* The request: Check every line of the entries that follow, and copy the ones containing "Positions".

# # # # #

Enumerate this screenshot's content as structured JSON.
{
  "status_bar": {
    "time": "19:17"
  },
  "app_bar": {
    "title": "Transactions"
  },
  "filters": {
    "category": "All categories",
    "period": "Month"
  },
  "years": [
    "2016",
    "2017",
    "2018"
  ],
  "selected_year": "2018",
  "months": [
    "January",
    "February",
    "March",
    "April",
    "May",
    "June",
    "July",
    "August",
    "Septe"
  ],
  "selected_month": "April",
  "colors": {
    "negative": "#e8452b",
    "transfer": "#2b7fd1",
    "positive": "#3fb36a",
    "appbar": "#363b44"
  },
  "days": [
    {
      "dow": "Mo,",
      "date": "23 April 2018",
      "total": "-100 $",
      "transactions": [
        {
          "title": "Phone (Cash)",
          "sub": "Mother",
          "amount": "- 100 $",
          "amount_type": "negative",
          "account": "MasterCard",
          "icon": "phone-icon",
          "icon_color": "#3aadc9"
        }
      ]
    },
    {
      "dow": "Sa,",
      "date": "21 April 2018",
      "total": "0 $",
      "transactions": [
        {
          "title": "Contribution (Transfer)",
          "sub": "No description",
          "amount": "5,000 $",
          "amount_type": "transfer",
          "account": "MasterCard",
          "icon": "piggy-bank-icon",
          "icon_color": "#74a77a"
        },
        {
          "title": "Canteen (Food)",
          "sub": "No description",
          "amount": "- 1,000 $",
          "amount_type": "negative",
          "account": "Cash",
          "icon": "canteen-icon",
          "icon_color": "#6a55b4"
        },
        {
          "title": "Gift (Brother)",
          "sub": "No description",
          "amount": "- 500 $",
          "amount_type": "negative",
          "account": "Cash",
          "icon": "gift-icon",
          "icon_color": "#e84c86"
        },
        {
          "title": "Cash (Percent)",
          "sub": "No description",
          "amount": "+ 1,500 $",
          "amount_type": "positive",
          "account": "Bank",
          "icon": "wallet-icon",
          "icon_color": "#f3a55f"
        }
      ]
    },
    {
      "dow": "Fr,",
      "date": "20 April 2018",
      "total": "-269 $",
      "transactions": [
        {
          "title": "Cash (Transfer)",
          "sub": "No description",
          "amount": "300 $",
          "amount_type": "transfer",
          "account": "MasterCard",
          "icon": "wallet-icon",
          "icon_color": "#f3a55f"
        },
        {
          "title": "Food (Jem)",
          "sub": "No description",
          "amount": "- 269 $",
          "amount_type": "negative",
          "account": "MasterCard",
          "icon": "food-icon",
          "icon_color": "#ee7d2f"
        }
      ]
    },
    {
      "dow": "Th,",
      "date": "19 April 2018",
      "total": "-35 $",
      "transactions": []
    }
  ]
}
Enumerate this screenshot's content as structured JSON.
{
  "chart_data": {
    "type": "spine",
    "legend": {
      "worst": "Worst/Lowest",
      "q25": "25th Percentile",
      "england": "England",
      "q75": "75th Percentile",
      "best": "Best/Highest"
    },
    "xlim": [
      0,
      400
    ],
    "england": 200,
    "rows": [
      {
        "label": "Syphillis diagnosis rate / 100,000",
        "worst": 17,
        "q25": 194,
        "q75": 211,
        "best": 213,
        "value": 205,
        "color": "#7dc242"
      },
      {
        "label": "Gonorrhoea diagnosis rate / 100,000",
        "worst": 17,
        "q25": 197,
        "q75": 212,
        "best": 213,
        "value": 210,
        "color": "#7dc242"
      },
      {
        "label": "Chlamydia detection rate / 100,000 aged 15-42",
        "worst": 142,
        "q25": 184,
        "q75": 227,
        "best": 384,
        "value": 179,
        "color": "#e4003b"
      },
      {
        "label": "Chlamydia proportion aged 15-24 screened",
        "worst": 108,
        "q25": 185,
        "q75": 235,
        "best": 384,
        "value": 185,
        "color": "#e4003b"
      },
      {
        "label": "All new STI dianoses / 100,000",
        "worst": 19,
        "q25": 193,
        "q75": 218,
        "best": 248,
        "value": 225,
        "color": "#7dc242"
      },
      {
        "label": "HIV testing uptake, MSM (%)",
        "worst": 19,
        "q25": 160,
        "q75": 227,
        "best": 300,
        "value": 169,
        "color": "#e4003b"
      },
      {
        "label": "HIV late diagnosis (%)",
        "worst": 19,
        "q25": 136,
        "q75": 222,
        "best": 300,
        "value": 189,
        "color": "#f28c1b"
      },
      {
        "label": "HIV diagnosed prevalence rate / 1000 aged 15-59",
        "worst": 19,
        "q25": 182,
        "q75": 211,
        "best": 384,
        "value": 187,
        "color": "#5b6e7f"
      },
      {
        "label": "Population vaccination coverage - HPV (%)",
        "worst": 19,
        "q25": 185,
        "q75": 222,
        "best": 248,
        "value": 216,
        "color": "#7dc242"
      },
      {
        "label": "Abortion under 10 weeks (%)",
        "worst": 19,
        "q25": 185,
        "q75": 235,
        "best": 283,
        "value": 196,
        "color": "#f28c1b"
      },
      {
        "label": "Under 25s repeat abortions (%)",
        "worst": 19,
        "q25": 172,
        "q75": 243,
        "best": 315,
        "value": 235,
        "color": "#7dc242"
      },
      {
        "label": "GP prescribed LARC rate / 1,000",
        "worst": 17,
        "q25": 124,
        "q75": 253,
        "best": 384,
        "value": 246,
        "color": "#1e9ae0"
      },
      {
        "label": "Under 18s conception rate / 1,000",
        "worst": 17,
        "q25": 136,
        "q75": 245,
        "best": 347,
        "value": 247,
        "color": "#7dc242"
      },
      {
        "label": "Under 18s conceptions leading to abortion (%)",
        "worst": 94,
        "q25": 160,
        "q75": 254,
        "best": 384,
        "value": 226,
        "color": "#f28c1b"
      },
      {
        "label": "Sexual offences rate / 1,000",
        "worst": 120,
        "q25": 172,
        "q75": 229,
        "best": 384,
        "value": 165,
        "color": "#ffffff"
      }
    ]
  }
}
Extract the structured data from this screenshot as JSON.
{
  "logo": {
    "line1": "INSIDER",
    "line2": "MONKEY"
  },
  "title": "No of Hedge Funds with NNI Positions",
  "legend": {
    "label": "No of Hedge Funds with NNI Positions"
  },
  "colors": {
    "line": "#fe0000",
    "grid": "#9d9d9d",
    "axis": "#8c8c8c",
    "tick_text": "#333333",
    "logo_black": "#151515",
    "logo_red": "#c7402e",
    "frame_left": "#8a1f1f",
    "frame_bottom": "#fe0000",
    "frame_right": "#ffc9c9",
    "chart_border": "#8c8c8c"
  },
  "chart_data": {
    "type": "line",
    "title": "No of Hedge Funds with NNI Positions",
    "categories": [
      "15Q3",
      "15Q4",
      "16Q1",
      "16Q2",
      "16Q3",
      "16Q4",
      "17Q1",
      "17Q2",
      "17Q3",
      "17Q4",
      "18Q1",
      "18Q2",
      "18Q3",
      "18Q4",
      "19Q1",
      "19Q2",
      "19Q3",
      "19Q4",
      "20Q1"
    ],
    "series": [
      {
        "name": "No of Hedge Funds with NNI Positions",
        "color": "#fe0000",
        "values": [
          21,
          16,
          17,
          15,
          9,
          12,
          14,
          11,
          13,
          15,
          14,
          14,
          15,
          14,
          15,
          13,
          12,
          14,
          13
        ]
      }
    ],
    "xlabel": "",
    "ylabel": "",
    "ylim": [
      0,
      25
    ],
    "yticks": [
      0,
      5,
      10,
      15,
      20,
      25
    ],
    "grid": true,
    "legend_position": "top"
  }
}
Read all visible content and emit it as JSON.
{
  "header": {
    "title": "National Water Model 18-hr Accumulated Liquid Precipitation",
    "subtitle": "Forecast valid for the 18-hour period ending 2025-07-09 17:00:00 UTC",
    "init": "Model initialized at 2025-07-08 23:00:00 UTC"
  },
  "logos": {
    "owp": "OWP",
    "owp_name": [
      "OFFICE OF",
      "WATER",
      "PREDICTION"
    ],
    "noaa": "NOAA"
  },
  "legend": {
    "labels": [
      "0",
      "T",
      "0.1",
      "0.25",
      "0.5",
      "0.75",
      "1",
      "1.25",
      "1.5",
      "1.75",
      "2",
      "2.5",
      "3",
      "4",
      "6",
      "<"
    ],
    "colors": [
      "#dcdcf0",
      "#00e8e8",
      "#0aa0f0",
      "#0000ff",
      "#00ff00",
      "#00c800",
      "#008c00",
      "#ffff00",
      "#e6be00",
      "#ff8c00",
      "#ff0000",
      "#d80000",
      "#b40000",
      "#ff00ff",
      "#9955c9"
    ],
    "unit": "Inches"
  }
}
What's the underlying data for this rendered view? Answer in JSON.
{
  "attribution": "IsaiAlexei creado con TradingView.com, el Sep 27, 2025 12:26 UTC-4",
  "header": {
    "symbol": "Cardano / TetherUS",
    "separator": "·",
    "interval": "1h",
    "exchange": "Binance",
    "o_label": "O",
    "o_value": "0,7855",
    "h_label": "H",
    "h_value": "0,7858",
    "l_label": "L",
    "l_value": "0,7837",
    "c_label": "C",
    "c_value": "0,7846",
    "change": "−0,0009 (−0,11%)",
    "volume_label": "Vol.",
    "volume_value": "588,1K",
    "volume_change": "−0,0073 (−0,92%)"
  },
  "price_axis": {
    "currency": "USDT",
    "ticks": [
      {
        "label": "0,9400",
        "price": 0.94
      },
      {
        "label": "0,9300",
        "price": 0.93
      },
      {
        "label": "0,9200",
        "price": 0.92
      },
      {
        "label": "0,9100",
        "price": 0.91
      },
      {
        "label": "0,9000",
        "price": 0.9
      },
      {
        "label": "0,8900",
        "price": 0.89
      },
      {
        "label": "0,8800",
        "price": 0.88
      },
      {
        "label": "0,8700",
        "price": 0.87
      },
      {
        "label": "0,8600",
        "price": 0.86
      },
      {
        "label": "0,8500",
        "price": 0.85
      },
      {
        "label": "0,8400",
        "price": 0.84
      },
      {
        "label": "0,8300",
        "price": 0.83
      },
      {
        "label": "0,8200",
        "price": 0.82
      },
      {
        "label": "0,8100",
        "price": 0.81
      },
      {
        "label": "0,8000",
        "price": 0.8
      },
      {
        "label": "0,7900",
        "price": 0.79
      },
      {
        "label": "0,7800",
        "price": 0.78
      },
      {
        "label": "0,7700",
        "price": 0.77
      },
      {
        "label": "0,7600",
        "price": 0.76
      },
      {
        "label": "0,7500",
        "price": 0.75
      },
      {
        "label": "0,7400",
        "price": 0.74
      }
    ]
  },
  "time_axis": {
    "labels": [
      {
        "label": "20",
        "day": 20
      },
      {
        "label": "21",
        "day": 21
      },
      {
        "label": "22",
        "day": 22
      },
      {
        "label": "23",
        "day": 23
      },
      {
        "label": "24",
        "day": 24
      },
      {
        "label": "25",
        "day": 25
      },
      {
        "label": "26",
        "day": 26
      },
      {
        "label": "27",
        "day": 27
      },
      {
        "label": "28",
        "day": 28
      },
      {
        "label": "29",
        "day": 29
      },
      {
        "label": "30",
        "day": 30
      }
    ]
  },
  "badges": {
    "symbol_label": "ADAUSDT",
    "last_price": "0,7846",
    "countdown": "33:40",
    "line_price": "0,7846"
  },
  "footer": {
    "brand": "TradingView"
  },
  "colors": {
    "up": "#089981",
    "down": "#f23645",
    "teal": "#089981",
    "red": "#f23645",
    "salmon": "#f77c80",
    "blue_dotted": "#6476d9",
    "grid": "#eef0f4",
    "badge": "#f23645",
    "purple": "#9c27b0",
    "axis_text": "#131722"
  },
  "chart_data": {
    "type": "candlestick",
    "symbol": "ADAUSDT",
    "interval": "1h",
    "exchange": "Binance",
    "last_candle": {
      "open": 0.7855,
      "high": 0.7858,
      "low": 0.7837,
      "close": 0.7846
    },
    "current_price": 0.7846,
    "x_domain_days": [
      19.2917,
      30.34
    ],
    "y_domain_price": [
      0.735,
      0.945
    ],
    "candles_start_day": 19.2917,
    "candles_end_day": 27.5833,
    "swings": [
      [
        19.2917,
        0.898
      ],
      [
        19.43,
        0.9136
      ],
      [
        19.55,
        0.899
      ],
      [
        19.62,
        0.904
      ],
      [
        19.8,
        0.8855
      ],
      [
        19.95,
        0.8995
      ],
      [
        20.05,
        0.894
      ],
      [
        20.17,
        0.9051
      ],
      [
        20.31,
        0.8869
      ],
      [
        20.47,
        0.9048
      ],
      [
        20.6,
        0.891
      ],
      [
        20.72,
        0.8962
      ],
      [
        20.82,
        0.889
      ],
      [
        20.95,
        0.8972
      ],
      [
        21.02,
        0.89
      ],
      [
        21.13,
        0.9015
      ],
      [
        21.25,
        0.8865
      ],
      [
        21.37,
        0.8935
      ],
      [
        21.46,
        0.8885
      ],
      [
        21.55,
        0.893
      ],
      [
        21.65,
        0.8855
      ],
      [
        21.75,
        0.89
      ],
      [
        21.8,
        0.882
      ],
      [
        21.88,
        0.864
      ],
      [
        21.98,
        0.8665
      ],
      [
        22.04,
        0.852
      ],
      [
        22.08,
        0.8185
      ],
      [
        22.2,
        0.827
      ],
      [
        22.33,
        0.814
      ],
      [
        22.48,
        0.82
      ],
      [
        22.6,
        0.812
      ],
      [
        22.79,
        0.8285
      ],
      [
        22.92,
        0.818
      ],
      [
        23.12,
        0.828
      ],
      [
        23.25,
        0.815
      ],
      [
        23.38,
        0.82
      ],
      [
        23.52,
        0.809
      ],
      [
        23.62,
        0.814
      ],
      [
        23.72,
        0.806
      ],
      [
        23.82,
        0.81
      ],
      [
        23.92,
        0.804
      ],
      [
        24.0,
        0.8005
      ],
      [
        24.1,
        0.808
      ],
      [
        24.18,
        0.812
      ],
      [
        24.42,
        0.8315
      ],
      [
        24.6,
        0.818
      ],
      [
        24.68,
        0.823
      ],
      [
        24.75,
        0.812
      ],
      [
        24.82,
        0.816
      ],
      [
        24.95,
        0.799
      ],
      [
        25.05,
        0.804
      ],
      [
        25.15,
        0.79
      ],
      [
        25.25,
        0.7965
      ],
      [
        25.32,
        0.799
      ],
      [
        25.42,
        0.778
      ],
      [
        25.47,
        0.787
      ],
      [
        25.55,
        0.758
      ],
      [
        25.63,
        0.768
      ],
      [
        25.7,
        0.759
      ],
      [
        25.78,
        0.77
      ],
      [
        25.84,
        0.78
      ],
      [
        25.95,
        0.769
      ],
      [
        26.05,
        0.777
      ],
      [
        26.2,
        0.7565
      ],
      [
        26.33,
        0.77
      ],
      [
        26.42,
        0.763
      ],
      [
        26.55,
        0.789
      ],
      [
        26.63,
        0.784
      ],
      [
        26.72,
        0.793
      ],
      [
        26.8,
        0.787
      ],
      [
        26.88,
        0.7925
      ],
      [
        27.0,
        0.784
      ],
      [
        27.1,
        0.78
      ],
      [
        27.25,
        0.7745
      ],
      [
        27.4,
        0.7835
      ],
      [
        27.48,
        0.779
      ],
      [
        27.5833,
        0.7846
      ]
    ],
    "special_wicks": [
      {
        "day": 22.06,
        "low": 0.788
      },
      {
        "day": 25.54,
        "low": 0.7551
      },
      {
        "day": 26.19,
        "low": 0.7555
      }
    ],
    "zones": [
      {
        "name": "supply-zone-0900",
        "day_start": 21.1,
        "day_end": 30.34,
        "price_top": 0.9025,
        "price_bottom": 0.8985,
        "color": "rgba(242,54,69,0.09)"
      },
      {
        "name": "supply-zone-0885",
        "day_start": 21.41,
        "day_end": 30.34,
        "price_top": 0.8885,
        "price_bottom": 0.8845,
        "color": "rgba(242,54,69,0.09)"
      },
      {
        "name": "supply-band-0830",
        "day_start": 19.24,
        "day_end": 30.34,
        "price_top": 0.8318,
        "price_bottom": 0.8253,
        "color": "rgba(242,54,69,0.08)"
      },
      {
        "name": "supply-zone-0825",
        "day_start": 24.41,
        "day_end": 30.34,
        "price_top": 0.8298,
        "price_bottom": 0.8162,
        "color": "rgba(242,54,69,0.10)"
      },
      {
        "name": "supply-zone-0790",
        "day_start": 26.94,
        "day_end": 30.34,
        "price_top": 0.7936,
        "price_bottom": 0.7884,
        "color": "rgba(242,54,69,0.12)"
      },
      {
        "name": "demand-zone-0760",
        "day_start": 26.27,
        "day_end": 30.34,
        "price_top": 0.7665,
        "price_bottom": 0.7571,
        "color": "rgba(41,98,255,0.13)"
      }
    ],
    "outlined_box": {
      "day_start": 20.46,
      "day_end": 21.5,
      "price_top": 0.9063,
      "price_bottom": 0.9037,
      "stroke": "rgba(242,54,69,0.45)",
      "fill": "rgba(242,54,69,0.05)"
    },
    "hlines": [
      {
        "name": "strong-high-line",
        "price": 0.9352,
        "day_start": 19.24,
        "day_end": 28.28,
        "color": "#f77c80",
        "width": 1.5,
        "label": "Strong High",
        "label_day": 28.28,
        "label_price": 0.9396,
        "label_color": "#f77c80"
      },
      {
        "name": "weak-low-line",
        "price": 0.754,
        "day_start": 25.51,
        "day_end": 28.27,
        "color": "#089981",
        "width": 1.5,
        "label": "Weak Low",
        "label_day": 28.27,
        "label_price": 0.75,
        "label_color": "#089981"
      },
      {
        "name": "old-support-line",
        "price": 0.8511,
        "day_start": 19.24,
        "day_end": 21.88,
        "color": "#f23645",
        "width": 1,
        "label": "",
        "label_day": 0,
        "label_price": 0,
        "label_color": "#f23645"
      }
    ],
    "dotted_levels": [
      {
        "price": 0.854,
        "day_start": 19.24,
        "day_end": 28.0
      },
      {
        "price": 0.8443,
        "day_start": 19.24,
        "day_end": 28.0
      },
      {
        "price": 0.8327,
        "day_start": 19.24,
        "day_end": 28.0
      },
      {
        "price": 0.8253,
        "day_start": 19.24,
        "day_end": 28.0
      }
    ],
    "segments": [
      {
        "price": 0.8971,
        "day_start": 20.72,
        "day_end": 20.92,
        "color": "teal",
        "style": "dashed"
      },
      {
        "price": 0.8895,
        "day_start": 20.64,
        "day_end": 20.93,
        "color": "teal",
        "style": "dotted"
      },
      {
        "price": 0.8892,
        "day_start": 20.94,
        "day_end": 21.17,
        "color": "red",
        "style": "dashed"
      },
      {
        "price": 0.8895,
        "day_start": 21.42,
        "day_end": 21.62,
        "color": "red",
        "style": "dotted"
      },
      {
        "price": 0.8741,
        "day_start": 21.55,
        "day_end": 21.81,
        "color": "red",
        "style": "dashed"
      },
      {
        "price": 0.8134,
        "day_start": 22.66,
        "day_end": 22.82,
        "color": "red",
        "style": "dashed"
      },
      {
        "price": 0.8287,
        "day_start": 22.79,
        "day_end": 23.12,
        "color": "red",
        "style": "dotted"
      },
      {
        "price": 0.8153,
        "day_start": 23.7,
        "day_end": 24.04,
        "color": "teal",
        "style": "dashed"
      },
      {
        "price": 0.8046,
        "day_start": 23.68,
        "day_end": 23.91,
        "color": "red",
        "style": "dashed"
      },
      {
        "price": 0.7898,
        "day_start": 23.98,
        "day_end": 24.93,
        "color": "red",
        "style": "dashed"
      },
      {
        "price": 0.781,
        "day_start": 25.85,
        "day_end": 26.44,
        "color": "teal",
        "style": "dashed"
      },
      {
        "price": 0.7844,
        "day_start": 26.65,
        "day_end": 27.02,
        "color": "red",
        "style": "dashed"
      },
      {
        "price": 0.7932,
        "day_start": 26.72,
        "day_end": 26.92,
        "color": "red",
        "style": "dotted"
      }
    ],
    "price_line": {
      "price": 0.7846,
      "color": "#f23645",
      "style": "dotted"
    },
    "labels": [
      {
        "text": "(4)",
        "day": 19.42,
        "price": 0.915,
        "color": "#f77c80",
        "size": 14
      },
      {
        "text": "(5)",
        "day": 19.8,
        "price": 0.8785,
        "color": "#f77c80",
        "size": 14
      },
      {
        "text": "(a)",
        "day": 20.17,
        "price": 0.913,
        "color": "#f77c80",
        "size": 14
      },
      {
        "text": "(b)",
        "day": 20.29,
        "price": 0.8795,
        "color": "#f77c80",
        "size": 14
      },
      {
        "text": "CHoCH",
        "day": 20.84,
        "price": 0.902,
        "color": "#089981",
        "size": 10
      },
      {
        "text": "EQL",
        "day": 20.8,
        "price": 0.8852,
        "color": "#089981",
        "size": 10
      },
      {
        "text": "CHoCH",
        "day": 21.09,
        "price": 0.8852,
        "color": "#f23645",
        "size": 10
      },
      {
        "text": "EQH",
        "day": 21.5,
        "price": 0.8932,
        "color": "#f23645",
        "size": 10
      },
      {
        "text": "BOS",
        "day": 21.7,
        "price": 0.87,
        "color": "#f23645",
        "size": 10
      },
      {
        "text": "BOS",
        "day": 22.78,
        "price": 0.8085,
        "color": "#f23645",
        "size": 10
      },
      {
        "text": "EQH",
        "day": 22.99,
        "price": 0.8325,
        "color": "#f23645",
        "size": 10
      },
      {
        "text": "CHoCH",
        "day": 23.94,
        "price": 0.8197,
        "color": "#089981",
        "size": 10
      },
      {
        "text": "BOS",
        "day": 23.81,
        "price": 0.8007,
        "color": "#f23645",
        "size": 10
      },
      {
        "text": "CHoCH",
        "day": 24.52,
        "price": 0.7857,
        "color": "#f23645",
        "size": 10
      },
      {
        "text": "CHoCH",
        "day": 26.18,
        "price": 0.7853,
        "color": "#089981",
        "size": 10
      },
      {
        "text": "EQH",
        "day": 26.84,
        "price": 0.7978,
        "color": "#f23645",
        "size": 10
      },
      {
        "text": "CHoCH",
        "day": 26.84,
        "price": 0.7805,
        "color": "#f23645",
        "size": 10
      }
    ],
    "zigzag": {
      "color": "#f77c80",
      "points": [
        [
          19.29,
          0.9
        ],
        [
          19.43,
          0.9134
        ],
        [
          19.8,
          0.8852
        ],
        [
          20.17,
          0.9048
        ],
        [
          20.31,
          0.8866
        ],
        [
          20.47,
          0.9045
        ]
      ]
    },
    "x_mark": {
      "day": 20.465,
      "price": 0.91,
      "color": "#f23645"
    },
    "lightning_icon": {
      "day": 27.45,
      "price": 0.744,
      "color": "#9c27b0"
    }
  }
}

# # # # #

* Written response:
  "title": "No of Hedge Funds with NNI Positions",
    "label": "No of Hedge Funds with NNI Positions"
    "title": "No of Hedge Funds with NNI Positions",
        "name": "No of Hedge Funds with NNI Positions",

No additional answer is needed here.